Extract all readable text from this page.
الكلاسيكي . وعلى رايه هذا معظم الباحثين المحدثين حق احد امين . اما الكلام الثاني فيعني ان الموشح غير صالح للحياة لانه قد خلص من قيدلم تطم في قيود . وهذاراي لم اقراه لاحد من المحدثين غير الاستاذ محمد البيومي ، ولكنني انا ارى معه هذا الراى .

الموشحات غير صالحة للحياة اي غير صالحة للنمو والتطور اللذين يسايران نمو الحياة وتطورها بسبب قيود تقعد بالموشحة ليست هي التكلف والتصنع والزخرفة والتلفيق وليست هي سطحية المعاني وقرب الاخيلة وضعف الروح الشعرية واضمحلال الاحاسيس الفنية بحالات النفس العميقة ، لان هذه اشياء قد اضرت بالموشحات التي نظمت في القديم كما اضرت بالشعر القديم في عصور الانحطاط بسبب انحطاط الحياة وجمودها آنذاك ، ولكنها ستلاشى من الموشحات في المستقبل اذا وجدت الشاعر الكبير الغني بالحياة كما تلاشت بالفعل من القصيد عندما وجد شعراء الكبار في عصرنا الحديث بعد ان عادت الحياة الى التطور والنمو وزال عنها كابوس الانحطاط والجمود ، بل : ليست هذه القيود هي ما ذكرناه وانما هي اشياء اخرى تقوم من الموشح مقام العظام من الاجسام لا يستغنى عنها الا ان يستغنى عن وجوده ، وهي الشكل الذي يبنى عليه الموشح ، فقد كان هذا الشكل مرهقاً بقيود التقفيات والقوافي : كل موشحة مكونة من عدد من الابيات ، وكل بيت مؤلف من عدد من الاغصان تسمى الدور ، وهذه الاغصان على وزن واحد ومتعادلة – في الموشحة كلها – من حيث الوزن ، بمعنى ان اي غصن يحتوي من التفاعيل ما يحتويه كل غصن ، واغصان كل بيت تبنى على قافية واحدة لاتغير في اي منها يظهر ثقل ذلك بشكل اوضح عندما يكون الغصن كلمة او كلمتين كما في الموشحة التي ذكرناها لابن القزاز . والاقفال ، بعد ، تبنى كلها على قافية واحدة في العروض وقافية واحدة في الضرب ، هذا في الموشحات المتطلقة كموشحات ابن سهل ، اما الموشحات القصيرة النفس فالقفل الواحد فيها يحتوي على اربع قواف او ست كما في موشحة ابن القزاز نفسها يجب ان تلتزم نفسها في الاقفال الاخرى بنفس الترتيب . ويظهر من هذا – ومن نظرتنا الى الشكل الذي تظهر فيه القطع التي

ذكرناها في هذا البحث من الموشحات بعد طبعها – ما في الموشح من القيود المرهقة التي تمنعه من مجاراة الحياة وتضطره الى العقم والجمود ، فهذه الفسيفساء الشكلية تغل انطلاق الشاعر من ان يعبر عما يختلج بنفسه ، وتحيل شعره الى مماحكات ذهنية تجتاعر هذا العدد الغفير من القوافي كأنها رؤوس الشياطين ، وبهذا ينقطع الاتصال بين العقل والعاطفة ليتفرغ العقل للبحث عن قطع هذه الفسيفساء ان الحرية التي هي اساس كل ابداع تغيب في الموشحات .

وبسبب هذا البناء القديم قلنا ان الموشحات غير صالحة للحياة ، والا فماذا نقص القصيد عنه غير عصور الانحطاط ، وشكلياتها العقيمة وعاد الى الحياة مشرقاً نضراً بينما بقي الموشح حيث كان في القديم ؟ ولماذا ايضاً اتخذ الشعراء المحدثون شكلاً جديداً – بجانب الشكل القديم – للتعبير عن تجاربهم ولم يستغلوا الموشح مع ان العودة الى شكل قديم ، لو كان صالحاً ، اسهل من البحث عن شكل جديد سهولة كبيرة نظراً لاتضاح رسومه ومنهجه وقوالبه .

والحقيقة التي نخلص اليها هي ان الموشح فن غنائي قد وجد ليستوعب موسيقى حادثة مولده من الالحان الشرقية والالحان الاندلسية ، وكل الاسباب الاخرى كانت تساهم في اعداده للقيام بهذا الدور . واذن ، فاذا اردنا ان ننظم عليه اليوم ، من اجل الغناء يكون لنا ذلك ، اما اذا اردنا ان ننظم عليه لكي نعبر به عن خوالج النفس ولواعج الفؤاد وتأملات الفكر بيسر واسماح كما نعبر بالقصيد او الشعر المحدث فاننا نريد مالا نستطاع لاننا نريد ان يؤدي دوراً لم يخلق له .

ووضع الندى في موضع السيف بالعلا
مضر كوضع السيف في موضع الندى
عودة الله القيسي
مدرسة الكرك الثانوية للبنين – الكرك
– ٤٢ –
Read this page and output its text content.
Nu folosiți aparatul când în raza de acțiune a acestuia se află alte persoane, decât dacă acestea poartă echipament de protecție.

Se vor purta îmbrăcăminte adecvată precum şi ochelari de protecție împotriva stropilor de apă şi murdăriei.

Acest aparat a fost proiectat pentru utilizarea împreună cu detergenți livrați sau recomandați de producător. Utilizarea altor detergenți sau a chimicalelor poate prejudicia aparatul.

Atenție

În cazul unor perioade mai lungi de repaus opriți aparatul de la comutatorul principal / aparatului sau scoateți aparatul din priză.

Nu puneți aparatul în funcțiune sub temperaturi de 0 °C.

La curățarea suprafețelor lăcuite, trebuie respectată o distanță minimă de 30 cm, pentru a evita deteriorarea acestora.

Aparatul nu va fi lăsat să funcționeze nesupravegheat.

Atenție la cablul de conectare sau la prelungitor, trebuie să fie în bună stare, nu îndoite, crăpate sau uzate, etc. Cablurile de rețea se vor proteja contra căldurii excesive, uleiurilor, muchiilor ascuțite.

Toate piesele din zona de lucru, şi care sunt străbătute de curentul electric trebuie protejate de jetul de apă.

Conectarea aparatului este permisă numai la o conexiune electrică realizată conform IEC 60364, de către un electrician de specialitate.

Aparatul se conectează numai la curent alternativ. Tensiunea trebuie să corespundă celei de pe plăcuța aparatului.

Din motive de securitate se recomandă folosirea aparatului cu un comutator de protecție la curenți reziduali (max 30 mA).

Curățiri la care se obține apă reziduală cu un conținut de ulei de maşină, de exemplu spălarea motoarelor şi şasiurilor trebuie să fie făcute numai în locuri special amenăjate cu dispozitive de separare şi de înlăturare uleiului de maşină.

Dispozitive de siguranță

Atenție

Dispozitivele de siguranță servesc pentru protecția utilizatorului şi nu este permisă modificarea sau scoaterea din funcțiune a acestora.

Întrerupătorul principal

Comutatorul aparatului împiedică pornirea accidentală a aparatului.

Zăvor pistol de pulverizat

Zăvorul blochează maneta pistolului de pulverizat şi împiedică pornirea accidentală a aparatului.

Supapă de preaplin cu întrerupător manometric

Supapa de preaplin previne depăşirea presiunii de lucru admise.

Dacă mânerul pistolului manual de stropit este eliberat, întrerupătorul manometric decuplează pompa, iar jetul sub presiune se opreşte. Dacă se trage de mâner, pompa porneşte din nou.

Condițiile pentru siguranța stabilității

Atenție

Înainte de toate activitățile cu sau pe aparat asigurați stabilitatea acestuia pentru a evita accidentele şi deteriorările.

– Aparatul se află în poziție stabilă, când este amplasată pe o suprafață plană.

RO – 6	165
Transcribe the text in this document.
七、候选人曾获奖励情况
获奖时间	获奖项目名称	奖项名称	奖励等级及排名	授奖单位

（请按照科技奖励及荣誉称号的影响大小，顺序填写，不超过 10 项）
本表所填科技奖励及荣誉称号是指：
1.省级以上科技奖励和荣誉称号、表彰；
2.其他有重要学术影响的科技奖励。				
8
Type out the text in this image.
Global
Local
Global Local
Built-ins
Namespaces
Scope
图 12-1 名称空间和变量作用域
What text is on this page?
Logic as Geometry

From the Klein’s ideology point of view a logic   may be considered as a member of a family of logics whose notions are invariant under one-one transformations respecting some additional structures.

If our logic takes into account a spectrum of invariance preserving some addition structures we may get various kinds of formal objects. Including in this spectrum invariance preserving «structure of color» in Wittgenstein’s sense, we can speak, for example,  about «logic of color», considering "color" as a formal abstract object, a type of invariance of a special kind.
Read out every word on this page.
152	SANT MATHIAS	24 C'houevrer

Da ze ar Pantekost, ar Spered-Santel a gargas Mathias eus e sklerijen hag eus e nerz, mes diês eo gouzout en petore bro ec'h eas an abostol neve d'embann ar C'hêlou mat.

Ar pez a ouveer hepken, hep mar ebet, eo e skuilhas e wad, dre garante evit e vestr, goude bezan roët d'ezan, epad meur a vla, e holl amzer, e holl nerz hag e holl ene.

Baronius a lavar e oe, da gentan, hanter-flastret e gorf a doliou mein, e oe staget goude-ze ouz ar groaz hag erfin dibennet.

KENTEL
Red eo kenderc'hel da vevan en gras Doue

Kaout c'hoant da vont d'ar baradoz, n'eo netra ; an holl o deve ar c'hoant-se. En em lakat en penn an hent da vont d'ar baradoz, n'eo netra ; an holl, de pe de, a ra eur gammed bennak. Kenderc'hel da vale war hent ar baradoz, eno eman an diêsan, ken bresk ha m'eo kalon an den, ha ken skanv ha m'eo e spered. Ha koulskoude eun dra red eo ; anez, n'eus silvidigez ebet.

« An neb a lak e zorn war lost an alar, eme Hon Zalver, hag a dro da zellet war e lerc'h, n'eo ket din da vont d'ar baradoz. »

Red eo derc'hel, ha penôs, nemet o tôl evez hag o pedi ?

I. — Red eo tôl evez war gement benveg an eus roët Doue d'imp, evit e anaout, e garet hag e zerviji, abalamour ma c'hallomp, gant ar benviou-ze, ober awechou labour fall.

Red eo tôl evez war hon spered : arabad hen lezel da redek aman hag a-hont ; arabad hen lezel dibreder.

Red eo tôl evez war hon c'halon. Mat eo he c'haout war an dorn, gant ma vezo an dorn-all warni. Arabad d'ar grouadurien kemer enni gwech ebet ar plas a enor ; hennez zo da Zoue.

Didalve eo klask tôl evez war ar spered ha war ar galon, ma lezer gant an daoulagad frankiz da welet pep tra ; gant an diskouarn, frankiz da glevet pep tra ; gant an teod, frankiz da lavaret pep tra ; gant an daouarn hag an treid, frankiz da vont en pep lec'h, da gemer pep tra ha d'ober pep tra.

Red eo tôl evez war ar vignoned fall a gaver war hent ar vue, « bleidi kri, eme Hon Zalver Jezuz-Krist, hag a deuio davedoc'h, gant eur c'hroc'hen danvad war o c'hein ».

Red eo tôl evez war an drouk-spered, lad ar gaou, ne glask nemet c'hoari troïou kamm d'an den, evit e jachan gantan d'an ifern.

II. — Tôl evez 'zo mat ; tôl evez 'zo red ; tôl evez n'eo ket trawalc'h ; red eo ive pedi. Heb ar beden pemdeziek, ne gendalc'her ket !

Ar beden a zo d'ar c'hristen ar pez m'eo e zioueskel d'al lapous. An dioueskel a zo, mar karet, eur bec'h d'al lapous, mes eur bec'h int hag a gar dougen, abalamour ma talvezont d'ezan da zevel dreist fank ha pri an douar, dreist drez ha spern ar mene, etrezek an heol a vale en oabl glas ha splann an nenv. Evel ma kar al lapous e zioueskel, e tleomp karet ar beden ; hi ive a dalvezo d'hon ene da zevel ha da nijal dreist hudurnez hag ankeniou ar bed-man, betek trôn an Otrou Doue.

### Given problem
Return every line from the records above that holds the word "عليه".

### Exercise answer
الموشحات غير صالحة للحياة اي غير صالحة للنمو والتطور اللذين يسايران نمو الحياة وتطورها بسبب قيود تقعد بالموشحة ليست هي التكلف والتصنع والزخرفة والتلفيق وليست هي سطحية المعاني وقرب الاخيلة وضعف الروح الشعرية واضمحلال الاحاسيس الفنية بحالات النفس العميقة ، لان هذه اشياء قد اضرت بالموشحات التي نظمت في القديم كما اضرت بالشعر القديم في عصور الانحطاط بسبب انحطاط الحياة وجمودها آنذاك ، ولكنها ستلاشى من الموشحات في المستقبل اذا وجدت الشاعر الكبير الغني بالحياة كما تلاشت بالفعل من القصيد عندما وجد شعراء الكبار في عصرنا الحديث بعد ان عادت الحياة الى التطور والنمو وزال عنها كابوس الانحطاط والجمود ، بل : ليست هذه القيود هي ما ذكرناه وانما هي اشياء اخرى تقوم من الموشح مقام العظام من الاجسام لا يستغنى عنها الا ان يستغنى عن وجوده ، وهي الشكل الذي يبنى عليه الموشح ، فقد كان هذا الشكل مرهقاً بقيود التقفيات والقوافي : كل موشحة مكونة من عدد من الابيات ، وكل بيت مؤلف من عدد من الاغصان تسمى الدور ، وهذه الاغصان على وزن واحد ومتعادلة – في الموشحة كلها – من حيث الوزن ، بمعنى ان اي غصن يحتوي من التفاعيل ما يحتويه كل غصن ، واغصان كل بيت تبنى على قافية واحدة لاتغير في اي منها يظهر ثقل ذلك بشكل اوضح عندما يكون الغصن كلمة او كلمتين كما في الموشحة التي ذكرناها لابن القزاز . والاقفال ، بعد ، تبنى كلها على قافية واحدة في العروض وقافية واحدة في الضرب ، هذا في الموشحات المتطلقة كموشحات ابن سهل ، اما الموشحات القصيرة النفس فالقفل الواحد فيها يحتوي على اربع قواف او ست كما في موشحة ابن القزاز نفسها يجب ان تلتزم نفسها في الاقفال الاخرى بنفس الترتيب . ويظهر من هذا – ومن نظرتنا الى الشكل الذي تظهر فيه القطع التي
والحقيقة التي نخلص اليها هي ان الموشح فن غنائي قد وجد ليستوعب موسيقى حادثة مولده من الالحان الشرقية والالحان الاندلسية ، وكل الاسباب الاخرى كانت تساهم في اعداده للقيام بهذا الدور . واذن ، فاذا اردنا ان ننظم عليه اليوم ، من اجل الغناء يكون لنا ذلك ، اما اذا اردنا ان ننظم عليه لكي نعبر به عن خوالج النفس ولواعج الفؤاد وتأملات الفكر بيسر واسماح كما نعبر بالقصيد او الشعر المحدث فاننا نريد مالا نستطاع لاننا نريد ان يؤدي دوراً لم يخلق له .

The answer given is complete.